» **Problem statement**
Images excluded, repeat each entry below exactly.

» **Input rows**
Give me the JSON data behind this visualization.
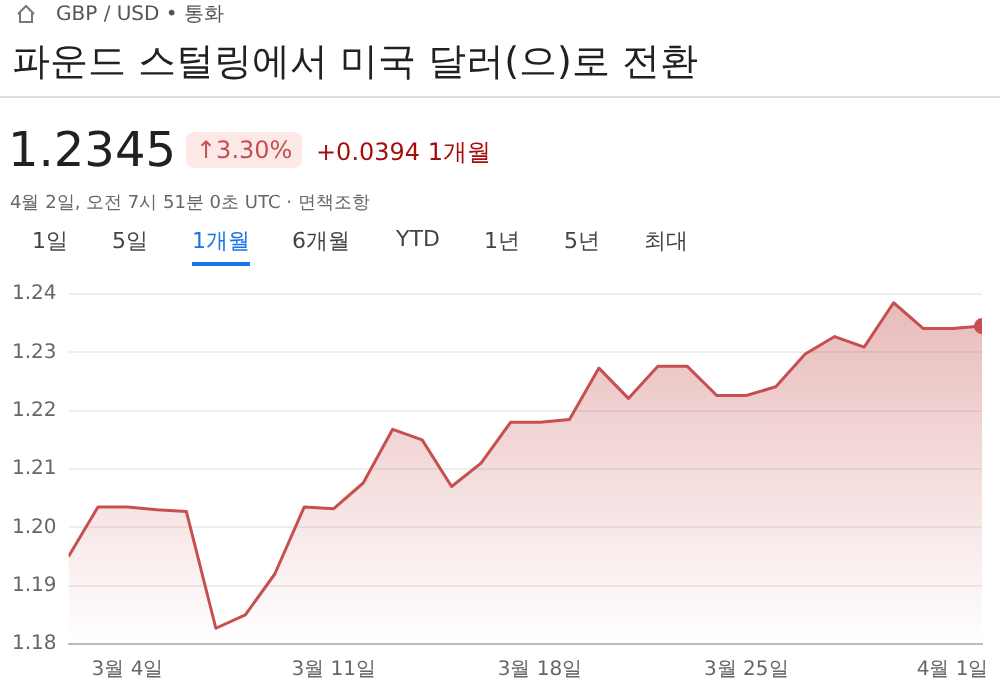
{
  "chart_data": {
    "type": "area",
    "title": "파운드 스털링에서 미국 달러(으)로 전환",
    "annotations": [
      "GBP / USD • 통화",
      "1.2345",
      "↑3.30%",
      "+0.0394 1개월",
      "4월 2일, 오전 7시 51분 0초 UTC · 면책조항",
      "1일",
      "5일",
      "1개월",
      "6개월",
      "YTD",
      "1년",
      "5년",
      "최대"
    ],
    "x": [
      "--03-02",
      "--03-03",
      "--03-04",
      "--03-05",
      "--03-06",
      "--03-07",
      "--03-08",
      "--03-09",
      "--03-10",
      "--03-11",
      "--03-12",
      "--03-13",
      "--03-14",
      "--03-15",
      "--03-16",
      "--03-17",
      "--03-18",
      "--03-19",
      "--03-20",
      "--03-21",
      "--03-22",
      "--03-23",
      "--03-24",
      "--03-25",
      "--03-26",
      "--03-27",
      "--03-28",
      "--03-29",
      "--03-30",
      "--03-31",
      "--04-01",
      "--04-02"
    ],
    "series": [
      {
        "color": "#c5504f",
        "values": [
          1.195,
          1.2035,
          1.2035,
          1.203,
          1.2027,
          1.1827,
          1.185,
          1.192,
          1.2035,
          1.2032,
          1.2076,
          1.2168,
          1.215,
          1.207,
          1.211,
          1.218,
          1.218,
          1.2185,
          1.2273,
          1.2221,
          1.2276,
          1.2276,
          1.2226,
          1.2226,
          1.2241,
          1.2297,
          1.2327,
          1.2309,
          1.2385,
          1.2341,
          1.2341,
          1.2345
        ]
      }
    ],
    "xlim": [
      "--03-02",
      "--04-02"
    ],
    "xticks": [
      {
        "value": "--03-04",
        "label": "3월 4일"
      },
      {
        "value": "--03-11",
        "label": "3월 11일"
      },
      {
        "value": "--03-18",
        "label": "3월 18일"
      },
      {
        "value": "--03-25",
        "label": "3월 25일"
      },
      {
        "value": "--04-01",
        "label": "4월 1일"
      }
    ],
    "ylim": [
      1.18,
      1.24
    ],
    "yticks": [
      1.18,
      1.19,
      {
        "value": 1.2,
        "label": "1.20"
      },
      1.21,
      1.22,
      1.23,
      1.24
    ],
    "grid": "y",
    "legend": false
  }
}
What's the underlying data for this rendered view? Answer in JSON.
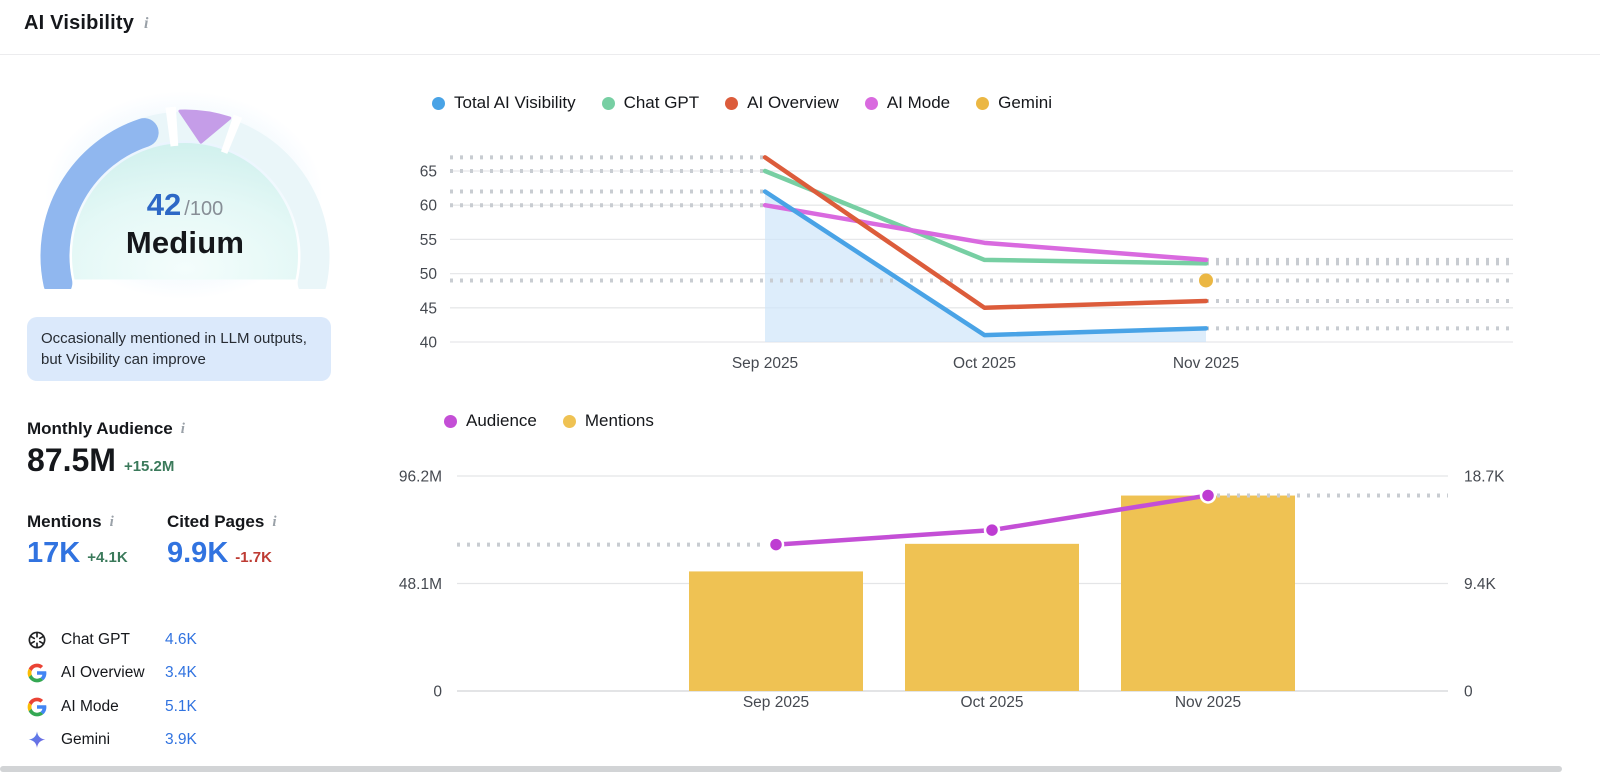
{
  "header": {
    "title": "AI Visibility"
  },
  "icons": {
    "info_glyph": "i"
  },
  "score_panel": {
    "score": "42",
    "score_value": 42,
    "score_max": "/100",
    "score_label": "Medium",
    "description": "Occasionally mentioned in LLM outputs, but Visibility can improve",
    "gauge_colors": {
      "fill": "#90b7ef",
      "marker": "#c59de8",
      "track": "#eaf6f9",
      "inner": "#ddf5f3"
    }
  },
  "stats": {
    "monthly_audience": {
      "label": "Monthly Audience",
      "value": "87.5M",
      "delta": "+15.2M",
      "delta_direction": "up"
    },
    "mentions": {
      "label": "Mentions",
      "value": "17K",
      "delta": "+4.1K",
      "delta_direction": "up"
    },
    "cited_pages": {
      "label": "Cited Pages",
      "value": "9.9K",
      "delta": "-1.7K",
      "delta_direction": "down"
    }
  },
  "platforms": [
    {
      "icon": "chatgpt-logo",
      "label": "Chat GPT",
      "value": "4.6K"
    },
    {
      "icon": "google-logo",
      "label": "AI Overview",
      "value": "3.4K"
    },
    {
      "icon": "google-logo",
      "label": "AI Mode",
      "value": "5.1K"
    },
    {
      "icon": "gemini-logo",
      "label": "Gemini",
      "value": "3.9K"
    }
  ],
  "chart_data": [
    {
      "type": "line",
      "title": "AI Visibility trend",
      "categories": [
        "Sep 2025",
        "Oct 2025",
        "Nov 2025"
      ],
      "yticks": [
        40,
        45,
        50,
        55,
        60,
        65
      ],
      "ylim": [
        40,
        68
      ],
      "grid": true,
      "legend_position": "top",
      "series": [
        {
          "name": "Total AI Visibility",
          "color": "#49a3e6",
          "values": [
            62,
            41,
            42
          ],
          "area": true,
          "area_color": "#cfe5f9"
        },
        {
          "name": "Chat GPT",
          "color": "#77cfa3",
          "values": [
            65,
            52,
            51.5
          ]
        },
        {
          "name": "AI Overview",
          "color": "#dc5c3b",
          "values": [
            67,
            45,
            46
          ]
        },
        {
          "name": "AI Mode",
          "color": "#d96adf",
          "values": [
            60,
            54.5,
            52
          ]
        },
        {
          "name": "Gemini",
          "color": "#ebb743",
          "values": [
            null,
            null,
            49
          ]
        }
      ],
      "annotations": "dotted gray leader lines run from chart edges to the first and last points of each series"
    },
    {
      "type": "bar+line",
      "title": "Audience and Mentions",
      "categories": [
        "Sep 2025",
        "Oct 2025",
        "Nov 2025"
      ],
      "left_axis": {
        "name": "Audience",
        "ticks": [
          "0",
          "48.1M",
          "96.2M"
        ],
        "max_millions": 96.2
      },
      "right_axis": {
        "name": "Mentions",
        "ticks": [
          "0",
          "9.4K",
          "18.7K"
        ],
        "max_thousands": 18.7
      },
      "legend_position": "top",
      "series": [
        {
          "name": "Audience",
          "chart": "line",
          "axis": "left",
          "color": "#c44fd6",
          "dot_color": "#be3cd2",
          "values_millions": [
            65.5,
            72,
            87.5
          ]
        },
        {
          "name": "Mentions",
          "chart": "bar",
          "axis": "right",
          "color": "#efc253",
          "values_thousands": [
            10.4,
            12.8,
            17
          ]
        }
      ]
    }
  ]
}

» **The solution**
Give me the JSON data behind this visualization.
{
  "chart_data": {
    "type": "area",
    "title": "파운드 스털링에서 미국 달러(으)로 전환",
    "annotations": [
      "GBP / USD • 통화",
      "1.2345",
      "↑3.30%",
      "+0.0394 1개월",
      "4월 2일, 오전 7시 51분 0초 UTC · 면책조항",
      "1일",
      "5일",
      "1개월",
      "6개월",
      "YTD",
      "1년",
      "5년",
      "최대"
    ],
    "x": [
      "--03-02",
      "--03-03",
      "--03-04",
      "--03-05",
      "--03-06",
      "--03-07",
      "--03-08",
      "--03-09",
      "--03-10",
      "--03-11",
      "--03-12",
      "--03-13",
      "--03-14",
      "--03-15",
      "--03-16",
      "--03-17",
      "--03-18",
      "--03-19",
      "--03-20",
      "--03-21",
      "--03-22",
      "--03-23",
      "--03-24",
      "--03-25",
      "--03-26",
      "--03-27",
      "--03-28",
      "--03-29",
      "--03-30",
      "--03-31",
      "--04-01",
      "--04-02"
    ],
    "series": [
      {
        "color": "#c5504f",
        "values": [
          1.195,
          1.2035,
          1.2035,
          1.203,
          1.2027,
          1.1827,
          1.185,
          1.192,
          1.2035,
          1.2032,
          1.2076,
          1.2168,
          1.215,
          1.207,
          1.211,
          1.218,
          1.218,
          1.2185,
          1.2273,
          1.2221,
          1.2276,
          1.2276,
          1.2226,
          1.2226,
          1.2241,
          1.2297,
          1.2327,
          1.2309,
          1.2385,
          1.2341,
          1.2341,
          1.2345
        ]
      }
    ],
    "xlim": [
      "--03-02",
      "--04-02"
    ],
    "xticks": [
      {
        "value": "--03-04",
        "label": "3월 4일"
      },
      {
        "value": "--03-11",
        "label": "3월 11일"
      },
      {
        "value": "--03-18",
        "label": "3월 18일"
      },
      {
        "value": "--03-25",
        "label": "3월 25일"
      },
      {
        "value": "--04-01",
        "label": "4월 1일"
      }
    ],
    "ylim": [
      1.18,
      1.24
    ],
    "yticks": [
      1.18,
      1.19,
      {
        "value": 1.2,
        "label": "1.20"
      },
      1.21,
      1.22,
      1.23,
      1.24
    ],
    "grid": "y",
    "legend": false
  }
}
What's the underlying data for this rendered view? Answer in JSON.
{
  "header": {
    "title": "AI Visibility"
  },
  "icons": {
    "info_glyph": "i"
  },
  "score_panel": {
    "score": "42",
    "score_value": 42,
    "score_max": "/100",
    "score_label": "Medium",
    "description": "Occasionally mentioned in LLM outputs, but Visibility can improve",
    "gauge_colors": {
      "fill": "#90b7ef",
      "marker": "#c59de8",
      "track": "#eaf6f9",
      "inner": "#ddf5f3"
    }
  },
  "stats": {
    "monthly_audience": {
      "label": "Monthly Audience",
      "value": "87.5M",
      "delta": "+15.2M",
      "delta_direction": "up"
    },
    "mentions": {
      "label": "Mentions",
      "value": "17K",
      "delta": "+4.1K",
      "delta_direction": "up"
    },
    "cited_pages": {
      "label": "Cited Pages",
      "value": "9.9K",
      "delta": "-1.7K",
      "delta_direction": "down"
    }
  },
  "platforms": [
    {
      "icon": "chatgpt-logo",
      "label": "Chat GPT",
      "value": "4.6K"
    },
    {
      "icon": "google-logo",
      "label": "AI Overview",
      "value": "3.4K"
    },
    {
      "icon": "google-logo",
      "label": "AI Mode",
      "value": "5.1K"
    },
    {
      "icon": "gemini-logo",
      "label": "Gemini",
      "value": "3.9K"
    }
  ],
  "chart_data": [
    {
      "type": "line",
      "title": "AI Visibility trend",
      "categories": [
        "Sep 2025",
        "Oct 2025",
        "Nov 2025"
      ],
      "yticks": [
        40,
        45,
        50,
        55,
        60,
        65
      ],
      "ylim": [
        40,
        68
      ],
      "grid": true,
      "legend_position": "top",
      "series": [
        {
          "name": "Total AI Visibility",
          "color": "#49a3e6",
          "values": [
            62,
            41,
            42
          ],
          "area": true,
          "area_color": "#cfe5f9"
        },
        {
          "name": "Chat GPT",
          "color": "#77cfa3",
          "values": [
            65,
            52,
            51.5
          ]
        },
        {
          "name": "AI Overview",
          "color": "#dc5c3b",
          "values": [
            67,
            45,
            46
          ]
        },
        {
          "name": "AI Mode",
          "color": "#d96adf",
          "values": [
            60,
            54.5,
            52
          ]
        },
        {
          "name": "Gemini",
          "color": "#ebb743",
          "values": [
            null,
            null,
            49
          ]
        }
      ],
      "annotations": "dotted gray leader lines run from chart edges to the first and last points of each series"
    },
    {
      "type": "bar+line",
      "title": "Audience and Mentions",
      "categories": [
        "Sep 2025",
        "Oct 2025",
        "Nov 2025"
      ],
      "left_axis": {
        "name": "Audience",
        "ticks": [
          "0",
          "48.1M",
          "96.2M"
        ],
        "max_millions": 96.2
      },
      "right_axis": {
        "name": "Mentions",
        "ticks": [
          "0",
          "9.4K",
          "18.7K"
        ],
        "max_thousands": 18.7
      },
      "legend_position": "top",
      "series": [
        {
          "name": "Audience",
          "chart": "line",
          "axis": "left",
          "color": "#c44fd6",
          "dot_color": "#be3cd2",
          "values_millions": [
            65.5,
            72,
            87.5
          ]
        },
        {
          "name": "Mentions",
          "chart": "bar",
          "axis": "right",
          "color": "#efc253",
          "values_thousands": [
            10.4,
            12.8,
            17
          ]
        }
      ]
    }
  ]
}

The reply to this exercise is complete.